» **DATA PROVIDED**
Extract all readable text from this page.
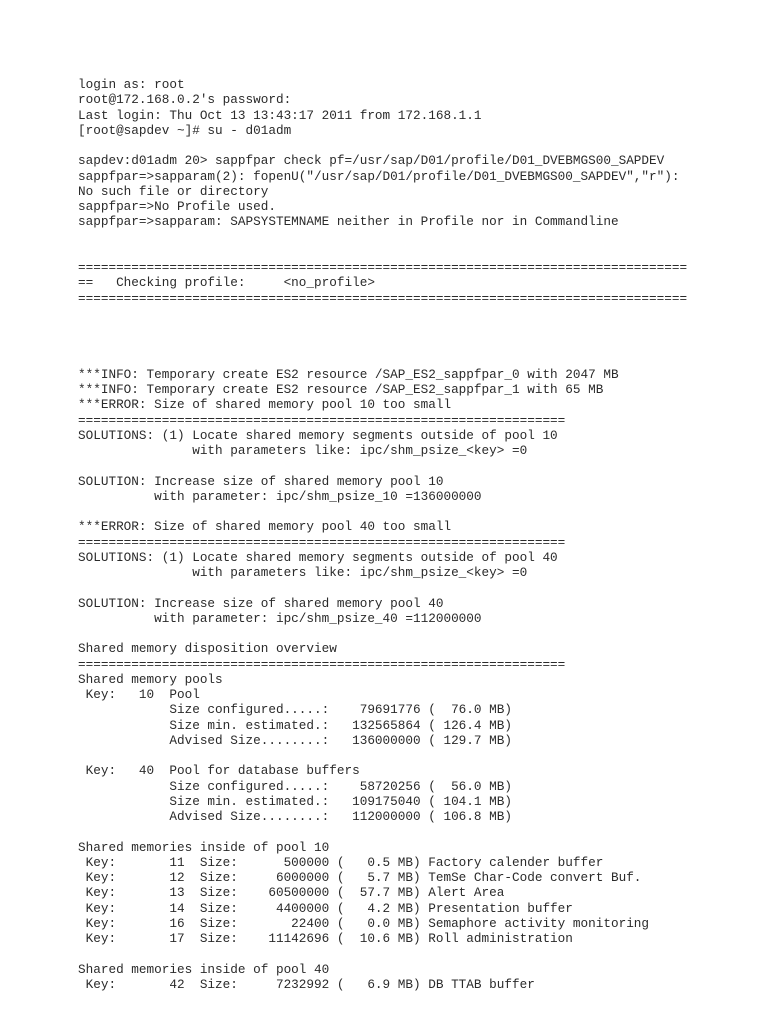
login as: root
root@172.168.0.2's password:
Last login: Thu Oct 13 13:43:17 2011 from 172.168.1.1
[root@sapdev ~]# su - d01adm
sapdev:d01adm 20> sappfpar check pf=/usr/sap/D01/profile/D01_DVEBMGS00_SAPDEV
sappfpar=>sapparam(2): fopenU("/usr/sap/D01/profile/D01_DVEBMGS00_SAPDEV","r"):
No such file or directory
sappfpar=>No Profile used.
sappfpar=>sapparam: SAPSYSTEMNAME neither in Profile nor in Commandline
================================================================================
==   Checking profile:     <no_profile>
================================================================================
***INFO: Temporary create ES2 resource /SAP_ES2_sappfpar_0 with 2047 MB
***INFO: Temporary create ES2 resource /SAP_ES2_sappfpar_1 with 65 MB
***ERROR: Size of shared memory pool 10 too small
================================================================
SOLUTIONS: (1) Locate shared memory segments outside of pool 10
with parameters like: ipc/shm_psize_<key> =0
SOLUTION: Increase size of shared memory pool 10
with parameter: ipc/shm_psize_10 =136000000
***ERROR: Size of shared memory pool 40 too small
================================================================
SOLUTIONS: (1) Locate shared memory segments outside of pool 40
with parameters like: ipc/shm_psize_<key> =0
SOLUTION: Increase size of shared memory pool 40
with parameter: ipc/shm_psize_40 =112000000
Shared memory disposition overview
================================================================
Shared memory pools
Key:   10  Pool
Size configured.....:    79691776 (  76.0 MB)
Size min. estimated.:   132565864 ( 126.4 MB)
Advised Size........:   136000000 ( 129.7 MB)
Key:   40  Pool for database buffers
Size configured.....:    58720256 (  56.0 MB)
Size min. estimated.:   109175040 ( 104.1 MB)
Advised Size........:   112000000 ( 106.8 MB)
Shared memories inside of pool 10
Key:       11  Size:      500000 (   0.5 MB) Factory calender buffer
Key:       12  Size:     6000000 (   5.7 MB) TemSe Char-Code convert Buf.
Key:       13  Size:    60500000 (  57.7 MB) Alert Area
Key:       14  Size:     4400000 (   4.2 MB) Presentation buffer
Key:       16  Size:       22400 (   0.0 MB) Semaphore activity monitoring
Key:       17  Size:    11142696 (  10.6 MB) Roll administration
Shared memories inside of pool 40
Key:       42  Size:     7232992 (   6.9 MB) DB TTAB buffer
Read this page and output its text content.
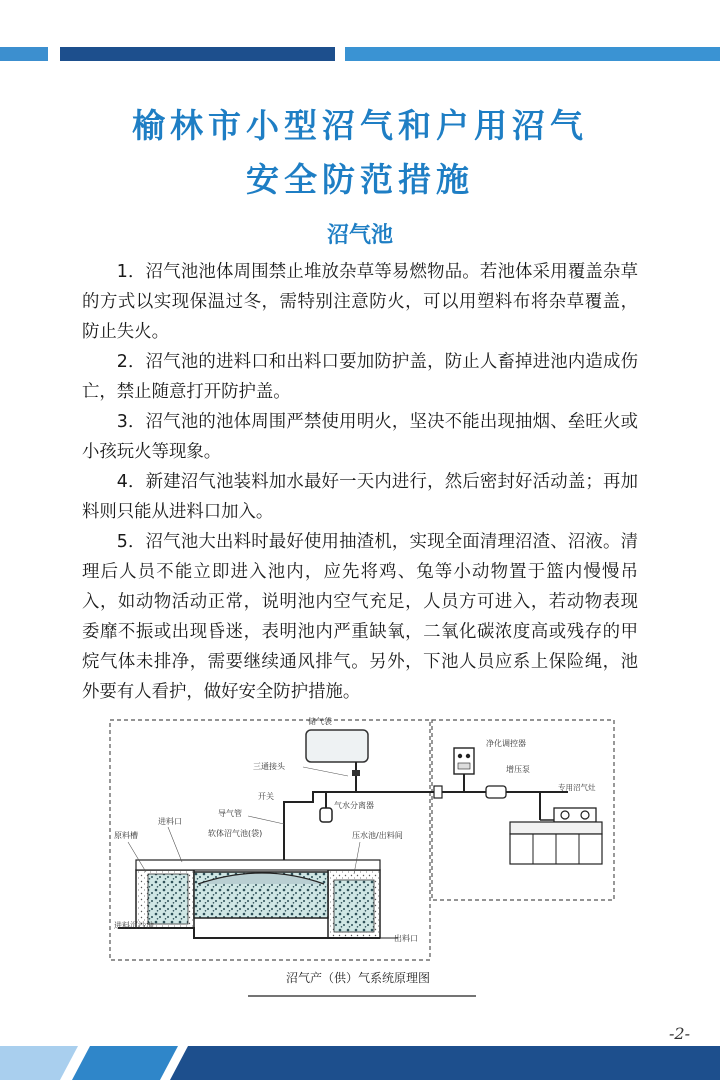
榆林市小型沼气和户用沼气
安全防范措施
沼气池

1．沼气池池体周围禁止堆放杂草等易燃物品。若池体采用覆盖杂草的方式以实现保温过冬，需特别注意防火，可以用塑料布将杂草覆盖，防止失火。

2．沼气池的进料口和出料口要加防护盖，防止人畜掉进池内造成伤亡，禁止随意打开防护盖。

3．沼气池的池体周围严禁使用明火，坚决不能出现抽烟、垒旺火或小孩玩火等现象。

4．新建沼气池装料加水最好一天内进行，然后密封好活动盖；再加料则只能从进料口加入。

5．沼气池大出料时最好使用抽渣机，实现全面清理沼渣、沼液。清理后人员不能立即进入池内，应先将鸡、兔等小动物置于篮内慢慢吊入，如动物活动正常，说明池内空气充足，人员方可进入，若动物表现委靡不振或出现昏迷，表明池内严重缺氧，二氧化碳浓度高或残存的甲烷气体未排净，需要继续通风排气。另外，下池人员应系上保险绳，池外要有人看护，做好安全防护措施。

储气袋
三通接头
气水分离器
开关
导气管
净化调控器
增压泵
专用沼气灶
进料口
原料槽	软体沼气池(袋)	压水池/出料间
进料沉沙池
出料口
沼气产（供）气系统原理图
-2-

» **EXERCISE OBJECTIVE**
Take the line containing "Read this page and output its text content." and every line after it up to the end of the entries, and quote them exactly. Both ends count; the pictures do not.

» **COMPLETE OUTPUT**
Read this page and output its text content.
榆林市小型沼气和户用沼气
安全防范措施
沼气池

1．沼气池池体周围禁止堆放杂草等易燃物品。若池体采用覆盖杂草的方式以实现保温过冬，需特别注意防火，可以用塑料布将杂草覆盖，防止失火。

2．沼气池的进料口和出料口要加防护盖，防止人畜掉进池内造成伤亡，禁止随意打开防护盖。

3．沼气池的池体周围严禁使用明火，坚决不能出现抽烟、垒旺火或小孩玩火等现象。

4．新建沼气池装料加水最好一天内进行，然后密封好活动盖；再加料则只能从进料口加入。

5．沼气池大出料时最好使用抽渣机，实现全面清理沼渣、沼液。清理后人员不能立即进入池内，应先将鸡、兔等小动物置于篮内慢慢吊入，如动物活动正常，说明池内空气充足，人员方可进入，若动物表现委靡不振或出现昏迷，表明池内严重缺氧，二氧化碳浓度高或残存的甲烷气体未排净，需要继续通风排气。另外，下池人员应系上保险绳，池外要有人看护，做好安全防护措施。

储气袋
三通接头
气水分离器
开关
导气管
净化调控器
增压泵
专用沼气灶
进料口
原料槽	软体沼气池(袋)	压水池/出料间
进料沉沙池
出料口
沼气产（供）气系统原理图
-2-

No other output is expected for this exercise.